# Task goal:
Can you repeat the records below word for word, starting at the very first line and ending at the line that contains "variable-name: OneDrive <box>546", with both ends included and nothing past that line?
═══ Dataset content ═══
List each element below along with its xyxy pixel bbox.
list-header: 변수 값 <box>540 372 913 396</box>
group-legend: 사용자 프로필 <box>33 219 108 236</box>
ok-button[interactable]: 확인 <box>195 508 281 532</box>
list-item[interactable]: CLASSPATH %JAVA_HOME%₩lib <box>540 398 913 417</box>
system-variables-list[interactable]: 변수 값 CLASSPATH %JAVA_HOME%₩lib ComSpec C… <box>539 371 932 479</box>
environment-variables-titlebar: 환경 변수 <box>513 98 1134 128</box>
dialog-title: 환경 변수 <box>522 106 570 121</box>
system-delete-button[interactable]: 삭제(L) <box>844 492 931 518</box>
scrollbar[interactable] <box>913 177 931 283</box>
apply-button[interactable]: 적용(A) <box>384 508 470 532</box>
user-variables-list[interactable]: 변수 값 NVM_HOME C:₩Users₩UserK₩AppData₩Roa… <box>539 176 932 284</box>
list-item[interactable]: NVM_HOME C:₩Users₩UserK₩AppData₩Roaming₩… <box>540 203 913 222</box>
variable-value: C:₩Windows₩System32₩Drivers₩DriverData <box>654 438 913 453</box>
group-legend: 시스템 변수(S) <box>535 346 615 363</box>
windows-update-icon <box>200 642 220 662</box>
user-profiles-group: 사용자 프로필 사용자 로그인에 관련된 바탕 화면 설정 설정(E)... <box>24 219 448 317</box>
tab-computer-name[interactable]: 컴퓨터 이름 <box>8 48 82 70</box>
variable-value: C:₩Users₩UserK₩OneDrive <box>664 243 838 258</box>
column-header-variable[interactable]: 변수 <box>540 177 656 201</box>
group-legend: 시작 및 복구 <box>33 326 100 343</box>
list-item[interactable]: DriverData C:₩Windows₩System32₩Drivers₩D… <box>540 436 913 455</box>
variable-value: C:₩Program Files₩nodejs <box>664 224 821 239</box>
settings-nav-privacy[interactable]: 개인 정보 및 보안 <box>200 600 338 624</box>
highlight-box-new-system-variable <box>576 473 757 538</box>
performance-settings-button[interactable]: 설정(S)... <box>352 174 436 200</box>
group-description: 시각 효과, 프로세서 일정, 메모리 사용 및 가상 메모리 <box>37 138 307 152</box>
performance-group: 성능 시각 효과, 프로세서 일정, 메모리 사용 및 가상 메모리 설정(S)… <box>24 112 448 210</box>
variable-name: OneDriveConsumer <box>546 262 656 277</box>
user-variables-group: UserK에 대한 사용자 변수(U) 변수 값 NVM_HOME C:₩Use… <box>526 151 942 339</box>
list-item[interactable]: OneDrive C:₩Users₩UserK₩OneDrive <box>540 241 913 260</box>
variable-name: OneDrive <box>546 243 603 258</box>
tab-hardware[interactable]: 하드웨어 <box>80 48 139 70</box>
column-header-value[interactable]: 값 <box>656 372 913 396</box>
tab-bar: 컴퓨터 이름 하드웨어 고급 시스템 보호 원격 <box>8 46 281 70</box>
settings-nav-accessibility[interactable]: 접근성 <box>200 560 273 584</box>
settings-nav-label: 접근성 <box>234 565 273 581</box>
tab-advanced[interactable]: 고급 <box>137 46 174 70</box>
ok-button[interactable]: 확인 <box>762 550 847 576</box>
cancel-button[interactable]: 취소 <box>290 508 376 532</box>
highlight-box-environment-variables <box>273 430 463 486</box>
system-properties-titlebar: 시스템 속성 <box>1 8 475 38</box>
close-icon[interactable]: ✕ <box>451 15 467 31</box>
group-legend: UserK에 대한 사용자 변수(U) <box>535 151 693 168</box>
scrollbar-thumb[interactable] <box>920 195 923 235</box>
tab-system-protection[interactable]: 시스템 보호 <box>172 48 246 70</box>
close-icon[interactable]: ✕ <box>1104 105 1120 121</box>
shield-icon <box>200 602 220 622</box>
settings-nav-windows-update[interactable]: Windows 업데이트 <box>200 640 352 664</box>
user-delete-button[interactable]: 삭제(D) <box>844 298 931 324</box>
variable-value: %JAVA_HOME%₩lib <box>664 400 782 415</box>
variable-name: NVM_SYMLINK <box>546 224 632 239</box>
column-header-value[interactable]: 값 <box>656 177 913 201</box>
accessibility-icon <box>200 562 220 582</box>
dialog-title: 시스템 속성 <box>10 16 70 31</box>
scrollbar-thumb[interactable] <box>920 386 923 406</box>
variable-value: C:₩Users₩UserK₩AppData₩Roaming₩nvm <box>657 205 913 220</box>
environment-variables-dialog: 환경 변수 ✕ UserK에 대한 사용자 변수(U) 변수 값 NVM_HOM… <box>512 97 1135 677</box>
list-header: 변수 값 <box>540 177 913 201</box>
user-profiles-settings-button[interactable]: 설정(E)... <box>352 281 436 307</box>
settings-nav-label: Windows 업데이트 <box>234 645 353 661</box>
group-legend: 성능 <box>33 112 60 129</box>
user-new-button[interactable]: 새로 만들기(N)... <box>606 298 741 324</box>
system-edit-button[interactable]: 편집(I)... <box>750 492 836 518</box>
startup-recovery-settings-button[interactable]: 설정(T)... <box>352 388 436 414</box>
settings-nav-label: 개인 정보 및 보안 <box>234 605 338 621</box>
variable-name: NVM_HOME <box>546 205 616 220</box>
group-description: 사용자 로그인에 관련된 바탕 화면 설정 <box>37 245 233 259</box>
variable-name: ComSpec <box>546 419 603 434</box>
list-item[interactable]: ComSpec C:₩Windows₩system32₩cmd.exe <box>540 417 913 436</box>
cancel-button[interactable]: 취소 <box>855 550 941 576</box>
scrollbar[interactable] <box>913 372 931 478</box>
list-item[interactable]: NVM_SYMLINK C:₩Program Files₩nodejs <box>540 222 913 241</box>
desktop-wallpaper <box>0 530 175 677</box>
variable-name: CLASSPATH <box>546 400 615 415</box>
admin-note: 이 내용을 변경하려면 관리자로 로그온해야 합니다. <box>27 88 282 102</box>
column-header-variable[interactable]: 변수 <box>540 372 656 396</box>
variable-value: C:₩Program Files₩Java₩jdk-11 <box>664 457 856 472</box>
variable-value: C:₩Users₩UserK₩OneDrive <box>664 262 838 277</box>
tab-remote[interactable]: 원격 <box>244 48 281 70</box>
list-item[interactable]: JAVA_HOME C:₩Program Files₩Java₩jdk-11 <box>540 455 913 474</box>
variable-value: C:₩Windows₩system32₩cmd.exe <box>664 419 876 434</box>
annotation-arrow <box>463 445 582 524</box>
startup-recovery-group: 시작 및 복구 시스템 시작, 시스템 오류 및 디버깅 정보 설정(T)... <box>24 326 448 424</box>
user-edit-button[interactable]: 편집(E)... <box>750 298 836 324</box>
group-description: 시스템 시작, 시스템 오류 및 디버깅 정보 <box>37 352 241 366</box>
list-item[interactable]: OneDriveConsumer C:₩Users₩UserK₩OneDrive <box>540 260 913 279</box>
═══
# The completed task:
List each element below along with its xyxy pixel bbox.
list-header: 변수 값 <box>540 372 913 396</box>
group-legend: 사용자 프로필 <box>33 219 108 236</box>
ok-button[interactable]: 확인 <box>195 508 281 532</box>
list-item[interactable]: CLASSPATH %JAVA_HOME%₩lib <box>540 398 913 417</box>
system-variables-list[interactable]: 변수 값 CLASSPATH %JAVA_HOME%₩lib ComSpec C… <box>539 371 932 479</box>
environment-variables-titlebar: 환경 변수 <box>513 98 1134 128</box>
dialog-title: 환경 변수 <box>522 106 570 121</box>
system-delete-button[interactable]: 삭제(L) <box>844 492 931 518</box>
scrollbar[interactable] <box>913 177 931 283</box>
apply-button[interactable]: 적용(A) <box>384 508 470 532</box>
user-variables-list[interactable]: 변수 값 NVM_HOME C:₩Users₩UserK₩AppData₩Roa… <box>539 176 932 284</box>
list-item[interactable]: NVM_HOME C:₩Users₩UserK₩AppData₩Roaming₩… <box>540 203 913 222</box>
variable-value: C:₩Windows₩System32₩Drivers₩DriverData <box>654 438 913 453</box>
group-legend: 시스템 변수(S) <box>535 346 615 363</box>
windows-update-icon <box>200 642 220 662</box>
user-profiles-group: 사용자 프로필 사용자 로그인에 관련된 바탕 화면 설정 설정(E)... <box>24 219 448 317</box>
tab-computer-name[interactable]: 컴퓨터 이름 <box>8 48 82 70</box>
variable-value: C:₩Users₩UserK₩OneDrive <box>664 243 838 258</box>
column-header-variable[interactable]: 변수 <box>540 177 656 201</box>
group-legend: 시작 및 복구 <box>33 326 100 343</box>
list-item[interactable]: DriverData C:₩Windows₩System32₩Drivers₩D… <box>540 436 913 455</box>
variable-value: C:₩Program Files₩nodejs <box>664 224 821 239</box>
settings-nav-privacy[interactable]: 개인 정보 및 보안 <box>200 600 338 624</box>
highlight-box-new-system-variable <box>576 473 757 538</box>
performance-settings-button[interactable]: 설정(S)... <box>352 174 436 200</box>
group-description: 시각 효과, 프로세서 일정, 메모리 사용 및 가상 메모리 <box>37 138 307 152</box>
performance-group: 성능 시각 효과, 프로세서 일정, 메모리 사용 및 가상 메모리 설정(S)… <box>24 112 448 210</box>
variable-name: OneDriveConsumer <box>546 262 656 277</box>
user-variables-group: UserK에 대한 사용자 변수(U) 변수 값 NVM_HOME C:₩Use… <box>526 151 942 339</box>
list-item[interactable]: OneDrive C:₩Users₩UserK₩OneDrive <box>540 241 913 260</box>
variable-name: OneDrive <box>546 243 603 258</box>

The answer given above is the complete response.